--- start Data records ---
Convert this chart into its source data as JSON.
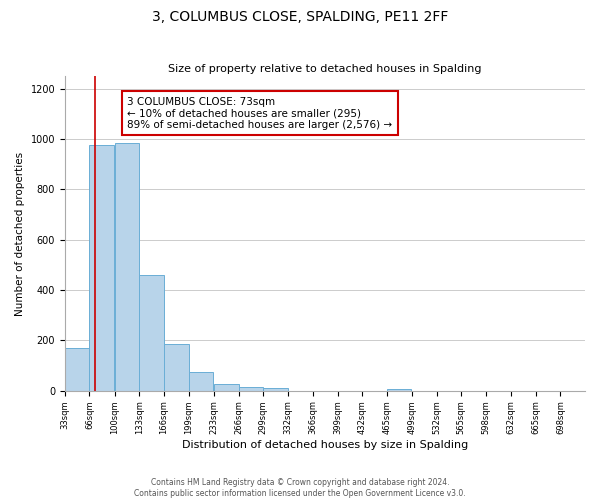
{
  "title": "3, COLUMBUS CLOSE, SPALDING, PE11 2FF",
  "subtitle": "Size of property relative to detached houses in Spalding",
  "xlabel": "Distribution of detached houses by size in Spalding",
  "ylabel": "Number of detached properties",
  "bar_edges": [
    33,
    66,
    100,
    133,
    166,
    199,
    233,
    266,
    299,
    332,
    366,
    399,
    432,
    465,
    499,
    532,
    565,
    598,
    632,
    665,
    698
  ],
  "bar_values": [
    170,
    975,
    985,
    460,
    185,
    75,
    25,
    15,
    10,
    0,
    0,
    0,
    0,
    8,
    0,
    0,
    0,
    0,
    0,
    0
  ],
  "bar_color": "#b8d4ea",
  "bar_edge_color": "#6aaed6",
  "property_line_x": 73,
  "property_line_color": "#cc0000",
  "annotation_line1": "3 COLUMBUS CLOSE: 73sqm",
  "annotation_line2": "← 10% of detached houses are smaller (295)",
  "annotation_line3": "89% of semi-detached houses are larger (2,576) →",
  "annotation_box_facecolor": "#ffffff",
  "annotation_box_edgecolor": "#cc0000",
  "ylim": [
    0,
    1250
  ],
  "yticks": [
    0,
    200,
    400,
    600,
    800,
    1000,
    1200
  ],
  "tick_labels": [
    "33sqm",
    "66sqm",
    "100sqm",
    "133sqm",
    "166sqm",
    "199sqm",
    "233sqm",
    "266sqm",
    "299sqm",
    "332sqm",
    "366sqm",
    "399sqm",
    "432sqm",
    "465sqm",
    "499sqm",
    "532sqm",
    "565sqm",
    "598sqm",
    "632sqm",
    "665sqm",
    "698sqm"
  ],
  "footer_line1": "Contains HM Land Registry data © Crown copyright and database right 2024.",
  "footer_line2": "Contains public sector information licensed under the Open Government Licence v3.0.",
  "background_color": "#ffffff",
  "grid_color": "#cccccc",
  "title_fontsize": 10,
  "subtitle_fontsize": 8,
  "ylabel_fontsize": 7.5,
  "xlabel_fontsize": 8,
  "tick_fontsize": 6,
  "annotation_fontsize": 7.5,
  "footer_fontsize": 5.5
}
--- end Data records ---
Problem statement: Retype all of the entries exactly as written, leaving out any images.

Result below:
Convert this chart into its source data as JSON.
{
  "title": "3, COLUMBUS CLOSE, SPALDING, PE11 2FF",
  "subtitle": "Size of property relative to detached houses in Spalding",
  "xlabel": "Distribution of detached houses by size in Spalding",
  "ylabel": "Number of detached properties",
  "bar_edges": [
    33,
    66,
    100,
    133,
    166,
    199,
    233,
    266,
    299,
    332,
    366,
    399,
    432,
    465,
    499,
    532,
    565,
    598,
    632,
    665,
    698
  ],
  "bar_values": [
    170,
    975,
    985,
    460,
    185,
    75,
    25,
    15,
    10,
    0,
    0,
    0,
    0,
    8,
    0,
    0,
    0,
    0,
    0,
    0
  ],
  "bar_color": "#b8d4ea",
  "bar_edge_color": "#6aaed6",
  "property_line_x": 73,
  "property_line_color": "#cc0000",
  "annotation_line1": "3 COLUMBUS CLOSE: 73sqm",
  "annotation_line2": "← 10% of detached houses are smaller (295)",
  "annotation_line3": "89% of semi-detached houses are larger (2,576) →",
  "annotation_box_facecolor": "#ffffff",
  "annotation_box_edgecolor": "#cc0000",
  "ylim": [
    0,
    1250
  ],
  "yticks": [
    0,
    200,
    400,
    600,
    800,
    1000,
    1200
  ],
  "tick_labels": [
    "33sqm",
    "66sqm",
    "100sqm",
    "133sqm",
    "166sqm",
    "199sqm",
    "233sqm",
    "266sqm",
    "299sqm",
    "332sqm",
    "366sqm",
    "399sqm",
    "432sqm",
    "465sqm",
    "499sqm",
    "532sqm",
    "565sqm",
    "598sqm",
    "632sqm",
    "665sqm",
    "698sqm"
  ],
  "footer_line1": "Contains HM Land Registry data © Crown copyright and database right 2024.",
  "footer_line2": "Contains public sector information licensed under the Open Government Licence v3.0.",
  "background_color": "#ffffff",
  "grid_color": "#cccccc",
  "title_fontsize": 10,
  "subtitle_fontsize": 8,
  "ylabel_fontsize": 7.5,
  "xlabel_fontsize": 8,
  "tick_fontsize": 6,
  "annotation_fontsize": 7.5,
  "footer_fontsize": 5.5
}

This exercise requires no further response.